* GIVEN PROBLEM *
Gather every line of the entries that includes the word "table".

* START INPUT ROWS *

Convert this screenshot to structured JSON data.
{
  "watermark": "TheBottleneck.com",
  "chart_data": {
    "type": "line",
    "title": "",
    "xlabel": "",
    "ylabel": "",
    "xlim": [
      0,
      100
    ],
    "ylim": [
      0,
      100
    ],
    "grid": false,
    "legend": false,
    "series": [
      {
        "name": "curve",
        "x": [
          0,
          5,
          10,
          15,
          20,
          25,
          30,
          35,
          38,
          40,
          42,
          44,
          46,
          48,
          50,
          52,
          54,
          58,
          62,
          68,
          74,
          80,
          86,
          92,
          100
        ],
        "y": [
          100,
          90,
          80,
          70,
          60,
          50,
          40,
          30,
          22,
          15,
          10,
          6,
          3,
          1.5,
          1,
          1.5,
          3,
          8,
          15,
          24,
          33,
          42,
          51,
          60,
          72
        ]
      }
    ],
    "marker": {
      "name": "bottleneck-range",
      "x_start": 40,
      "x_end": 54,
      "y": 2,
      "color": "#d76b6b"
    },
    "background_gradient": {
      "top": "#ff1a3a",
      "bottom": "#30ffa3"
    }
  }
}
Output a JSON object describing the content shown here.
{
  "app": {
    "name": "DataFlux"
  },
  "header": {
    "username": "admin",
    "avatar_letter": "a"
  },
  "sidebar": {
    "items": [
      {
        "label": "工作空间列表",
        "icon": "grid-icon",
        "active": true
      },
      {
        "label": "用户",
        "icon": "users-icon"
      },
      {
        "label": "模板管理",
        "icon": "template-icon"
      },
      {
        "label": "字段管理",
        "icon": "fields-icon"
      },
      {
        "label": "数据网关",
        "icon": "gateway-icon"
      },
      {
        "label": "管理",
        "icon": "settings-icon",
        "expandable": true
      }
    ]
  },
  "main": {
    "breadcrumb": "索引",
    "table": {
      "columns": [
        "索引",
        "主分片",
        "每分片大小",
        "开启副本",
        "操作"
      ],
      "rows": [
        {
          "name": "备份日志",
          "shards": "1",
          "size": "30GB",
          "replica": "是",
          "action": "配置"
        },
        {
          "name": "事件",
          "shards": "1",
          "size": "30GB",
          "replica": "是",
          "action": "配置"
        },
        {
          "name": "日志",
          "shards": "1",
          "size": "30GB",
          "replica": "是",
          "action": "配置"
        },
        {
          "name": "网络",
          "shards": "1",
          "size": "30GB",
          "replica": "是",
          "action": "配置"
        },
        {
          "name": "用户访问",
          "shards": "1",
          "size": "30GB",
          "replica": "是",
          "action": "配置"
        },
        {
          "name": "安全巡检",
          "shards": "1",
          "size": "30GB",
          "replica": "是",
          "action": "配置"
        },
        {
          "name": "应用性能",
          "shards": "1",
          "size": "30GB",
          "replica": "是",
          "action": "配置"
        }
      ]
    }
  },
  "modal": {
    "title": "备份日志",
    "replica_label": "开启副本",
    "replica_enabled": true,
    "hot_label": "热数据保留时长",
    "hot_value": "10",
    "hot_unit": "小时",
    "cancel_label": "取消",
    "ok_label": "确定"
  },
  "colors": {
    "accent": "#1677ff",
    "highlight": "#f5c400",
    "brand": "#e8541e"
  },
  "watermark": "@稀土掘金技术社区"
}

* END INPUT ROWS *
* START INPUT ROWS *

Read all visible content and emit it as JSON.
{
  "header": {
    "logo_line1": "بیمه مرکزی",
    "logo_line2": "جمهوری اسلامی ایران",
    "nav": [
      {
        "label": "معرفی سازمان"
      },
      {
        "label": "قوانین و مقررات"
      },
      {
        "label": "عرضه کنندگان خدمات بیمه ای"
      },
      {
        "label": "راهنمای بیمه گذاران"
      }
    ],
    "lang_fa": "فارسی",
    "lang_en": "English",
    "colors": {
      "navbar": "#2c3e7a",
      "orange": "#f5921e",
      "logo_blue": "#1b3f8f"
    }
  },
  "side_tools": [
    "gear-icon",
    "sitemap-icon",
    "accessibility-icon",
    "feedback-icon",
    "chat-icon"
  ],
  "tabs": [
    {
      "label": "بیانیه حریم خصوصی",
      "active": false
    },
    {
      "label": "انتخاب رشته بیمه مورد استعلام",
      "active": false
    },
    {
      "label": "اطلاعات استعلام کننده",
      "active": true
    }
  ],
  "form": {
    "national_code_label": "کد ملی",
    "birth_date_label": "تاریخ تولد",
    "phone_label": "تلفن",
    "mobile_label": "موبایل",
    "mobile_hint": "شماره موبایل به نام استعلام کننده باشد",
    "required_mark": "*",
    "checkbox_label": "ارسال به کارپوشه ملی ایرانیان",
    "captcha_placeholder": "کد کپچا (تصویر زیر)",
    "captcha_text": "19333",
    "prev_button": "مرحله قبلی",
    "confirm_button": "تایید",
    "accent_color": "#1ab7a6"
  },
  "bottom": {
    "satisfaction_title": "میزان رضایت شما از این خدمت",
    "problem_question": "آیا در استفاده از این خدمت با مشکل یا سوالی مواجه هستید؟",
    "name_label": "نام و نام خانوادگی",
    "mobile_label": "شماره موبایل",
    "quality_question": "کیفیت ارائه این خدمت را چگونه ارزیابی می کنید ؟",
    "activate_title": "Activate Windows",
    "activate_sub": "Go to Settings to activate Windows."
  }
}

* END INPUT ROWS *
* START INPUT ROWS *

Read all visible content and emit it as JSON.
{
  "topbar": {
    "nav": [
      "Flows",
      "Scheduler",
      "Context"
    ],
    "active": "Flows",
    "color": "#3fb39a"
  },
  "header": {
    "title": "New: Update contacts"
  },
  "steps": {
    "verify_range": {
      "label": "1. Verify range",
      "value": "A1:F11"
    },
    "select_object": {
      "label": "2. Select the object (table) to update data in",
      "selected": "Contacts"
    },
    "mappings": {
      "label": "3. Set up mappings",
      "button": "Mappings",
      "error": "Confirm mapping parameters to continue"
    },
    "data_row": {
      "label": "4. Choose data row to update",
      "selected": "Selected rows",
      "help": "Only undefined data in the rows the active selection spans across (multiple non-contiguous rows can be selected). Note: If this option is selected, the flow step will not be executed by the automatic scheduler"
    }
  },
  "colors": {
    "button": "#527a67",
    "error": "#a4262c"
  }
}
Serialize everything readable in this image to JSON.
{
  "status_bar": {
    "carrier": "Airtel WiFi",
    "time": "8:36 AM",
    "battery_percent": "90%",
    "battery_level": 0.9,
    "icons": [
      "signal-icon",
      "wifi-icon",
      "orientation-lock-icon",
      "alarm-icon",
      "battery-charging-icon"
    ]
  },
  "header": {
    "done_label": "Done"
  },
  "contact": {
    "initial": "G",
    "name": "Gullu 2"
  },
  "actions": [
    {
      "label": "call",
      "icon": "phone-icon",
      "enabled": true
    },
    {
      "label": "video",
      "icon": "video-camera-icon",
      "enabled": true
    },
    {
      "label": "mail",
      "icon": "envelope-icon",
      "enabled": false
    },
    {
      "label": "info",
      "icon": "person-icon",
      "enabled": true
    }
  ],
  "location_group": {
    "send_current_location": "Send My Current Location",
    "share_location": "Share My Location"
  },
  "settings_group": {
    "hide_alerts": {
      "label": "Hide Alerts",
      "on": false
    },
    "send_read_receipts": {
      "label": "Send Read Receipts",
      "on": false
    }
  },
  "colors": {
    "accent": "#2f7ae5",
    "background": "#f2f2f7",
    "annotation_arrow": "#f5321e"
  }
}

* END INPUT ROWS *

* EXERCISE RESULT *
    "table": {
      "label": "2. Select the object (table) to update data in",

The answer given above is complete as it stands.